──────── RECORDS ────────

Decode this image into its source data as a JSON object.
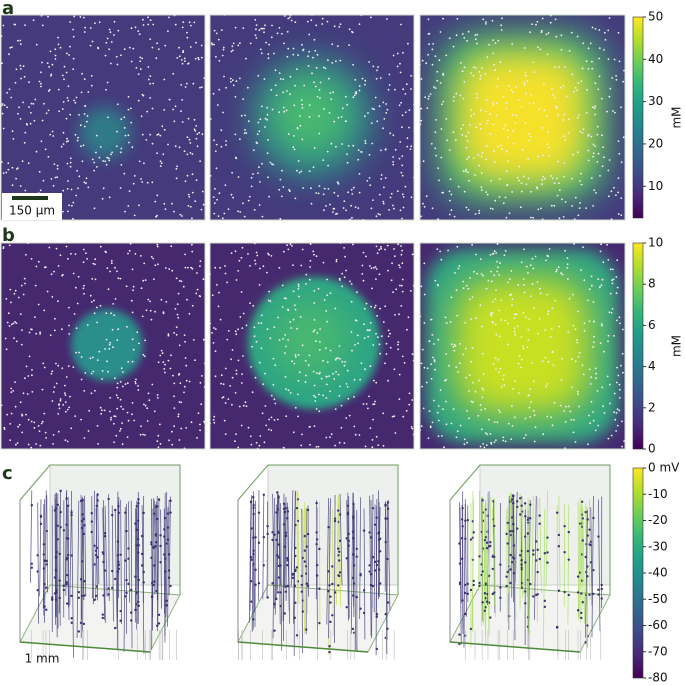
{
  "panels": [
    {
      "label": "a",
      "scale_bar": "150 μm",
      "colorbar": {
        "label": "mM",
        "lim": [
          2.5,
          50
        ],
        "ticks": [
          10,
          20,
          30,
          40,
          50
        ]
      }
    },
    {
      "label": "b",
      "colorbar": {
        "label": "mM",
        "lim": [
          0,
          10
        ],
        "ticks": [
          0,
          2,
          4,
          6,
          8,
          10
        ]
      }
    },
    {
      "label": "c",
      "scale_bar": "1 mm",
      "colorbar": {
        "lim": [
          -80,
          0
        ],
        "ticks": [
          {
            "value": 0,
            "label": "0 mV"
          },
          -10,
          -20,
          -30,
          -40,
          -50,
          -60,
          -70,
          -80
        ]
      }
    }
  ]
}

────────
──────── RECORDS ────────

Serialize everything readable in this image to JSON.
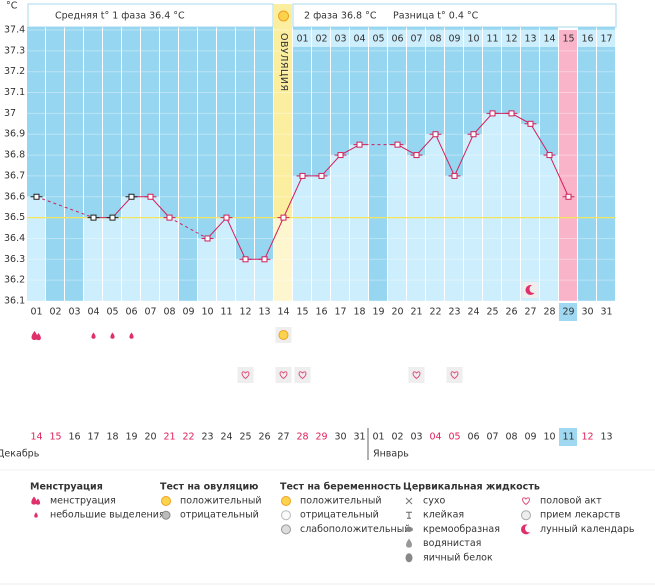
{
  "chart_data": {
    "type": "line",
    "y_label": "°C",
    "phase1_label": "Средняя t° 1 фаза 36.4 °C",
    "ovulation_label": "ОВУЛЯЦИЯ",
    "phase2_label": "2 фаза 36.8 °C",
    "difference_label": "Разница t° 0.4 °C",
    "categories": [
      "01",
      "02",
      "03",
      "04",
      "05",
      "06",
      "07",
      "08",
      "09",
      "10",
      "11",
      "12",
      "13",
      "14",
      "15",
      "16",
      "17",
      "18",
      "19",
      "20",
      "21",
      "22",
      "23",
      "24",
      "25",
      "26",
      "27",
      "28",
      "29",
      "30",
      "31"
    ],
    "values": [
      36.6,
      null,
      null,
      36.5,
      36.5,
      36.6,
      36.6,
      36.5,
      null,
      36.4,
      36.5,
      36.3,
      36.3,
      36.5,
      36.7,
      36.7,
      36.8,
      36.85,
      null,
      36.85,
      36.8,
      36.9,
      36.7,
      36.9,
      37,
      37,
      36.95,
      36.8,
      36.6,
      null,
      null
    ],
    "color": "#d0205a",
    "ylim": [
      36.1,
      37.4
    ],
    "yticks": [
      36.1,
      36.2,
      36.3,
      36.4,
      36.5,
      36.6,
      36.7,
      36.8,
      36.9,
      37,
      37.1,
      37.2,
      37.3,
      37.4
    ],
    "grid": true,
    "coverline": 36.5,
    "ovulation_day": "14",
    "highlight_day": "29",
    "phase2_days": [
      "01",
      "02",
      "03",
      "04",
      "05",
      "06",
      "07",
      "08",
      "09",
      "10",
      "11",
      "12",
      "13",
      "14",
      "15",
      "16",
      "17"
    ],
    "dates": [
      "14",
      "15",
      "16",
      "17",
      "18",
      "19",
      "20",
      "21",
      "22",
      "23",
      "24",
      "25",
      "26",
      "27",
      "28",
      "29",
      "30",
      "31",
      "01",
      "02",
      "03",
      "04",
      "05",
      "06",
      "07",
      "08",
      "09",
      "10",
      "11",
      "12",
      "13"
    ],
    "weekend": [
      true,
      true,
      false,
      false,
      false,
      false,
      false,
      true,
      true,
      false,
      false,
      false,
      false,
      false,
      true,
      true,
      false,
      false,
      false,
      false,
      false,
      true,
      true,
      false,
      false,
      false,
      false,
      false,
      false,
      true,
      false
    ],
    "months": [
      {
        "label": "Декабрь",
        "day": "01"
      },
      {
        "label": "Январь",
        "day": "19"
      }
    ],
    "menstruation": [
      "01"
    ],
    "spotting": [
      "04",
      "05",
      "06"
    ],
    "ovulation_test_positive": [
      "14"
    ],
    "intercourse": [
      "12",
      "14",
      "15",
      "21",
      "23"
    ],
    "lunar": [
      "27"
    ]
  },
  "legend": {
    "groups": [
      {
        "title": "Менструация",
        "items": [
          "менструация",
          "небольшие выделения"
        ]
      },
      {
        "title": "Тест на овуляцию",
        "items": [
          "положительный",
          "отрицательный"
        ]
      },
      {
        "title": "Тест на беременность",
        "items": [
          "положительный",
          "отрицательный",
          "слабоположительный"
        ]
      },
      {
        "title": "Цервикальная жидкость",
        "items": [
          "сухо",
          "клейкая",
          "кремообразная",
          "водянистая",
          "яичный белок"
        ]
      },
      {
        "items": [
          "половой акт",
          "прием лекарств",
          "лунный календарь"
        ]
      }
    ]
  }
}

────────
──────── RECORDS ────────

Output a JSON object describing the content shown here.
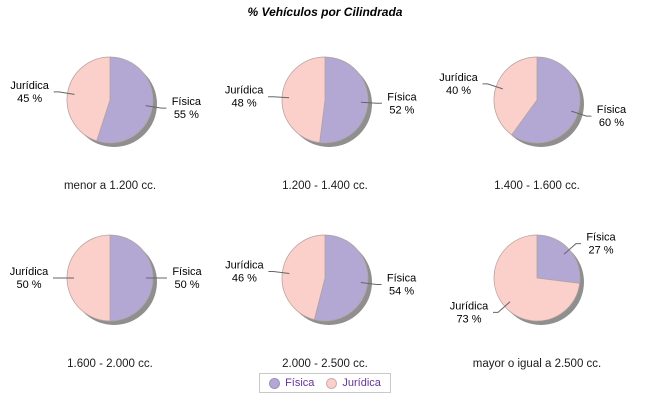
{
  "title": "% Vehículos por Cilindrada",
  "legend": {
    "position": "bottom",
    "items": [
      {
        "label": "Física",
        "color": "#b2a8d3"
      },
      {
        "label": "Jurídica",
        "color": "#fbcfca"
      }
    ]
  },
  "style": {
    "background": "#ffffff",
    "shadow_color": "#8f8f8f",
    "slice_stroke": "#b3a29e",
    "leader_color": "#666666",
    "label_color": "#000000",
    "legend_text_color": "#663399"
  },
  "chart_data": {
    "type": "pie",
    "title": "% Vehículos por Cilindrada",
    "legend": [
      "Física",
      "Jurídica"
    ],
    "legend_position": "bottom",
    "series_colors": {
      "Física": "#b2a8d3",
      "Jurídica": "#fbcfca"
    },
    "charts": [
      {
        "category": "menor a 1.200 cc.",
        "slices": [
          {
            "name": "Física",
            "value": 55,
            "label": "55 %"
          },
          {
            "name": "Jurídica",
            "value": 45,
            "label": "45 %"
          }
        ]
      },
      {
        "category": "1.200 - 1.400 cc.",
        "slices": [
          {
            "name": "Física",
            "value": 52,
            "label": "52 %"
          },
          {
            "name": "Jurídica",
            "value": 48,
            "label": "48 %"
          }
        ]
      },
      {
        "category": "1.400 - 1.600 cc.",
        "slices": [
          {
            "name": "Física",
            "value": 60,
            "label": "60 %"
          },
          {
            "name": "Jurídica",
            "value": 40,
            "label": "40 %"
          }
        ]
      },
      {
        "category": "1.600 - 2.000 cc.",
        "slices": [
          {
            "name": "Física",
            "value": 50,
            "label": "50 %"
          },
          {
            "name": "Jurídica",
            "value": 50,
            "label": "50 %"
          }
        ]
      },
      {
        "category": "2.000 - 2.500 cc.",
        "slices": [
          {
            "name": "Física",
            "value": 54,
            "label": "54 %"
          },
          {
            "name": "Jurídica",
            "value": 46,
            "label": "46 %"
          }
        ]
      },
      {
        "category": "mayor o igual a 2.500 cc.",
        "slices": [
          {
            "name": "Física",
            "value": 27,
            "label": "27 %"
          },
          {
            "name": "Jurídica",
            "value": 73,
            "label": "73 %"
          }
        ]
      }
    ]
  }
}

────────

#### SET TASK:
Copy every line from the records above that contains the word "Тест".

#### SOLUTION TO THE PROBLEM:
        "title": "Тест на овуляцию",
        "title": "Тест на беременность",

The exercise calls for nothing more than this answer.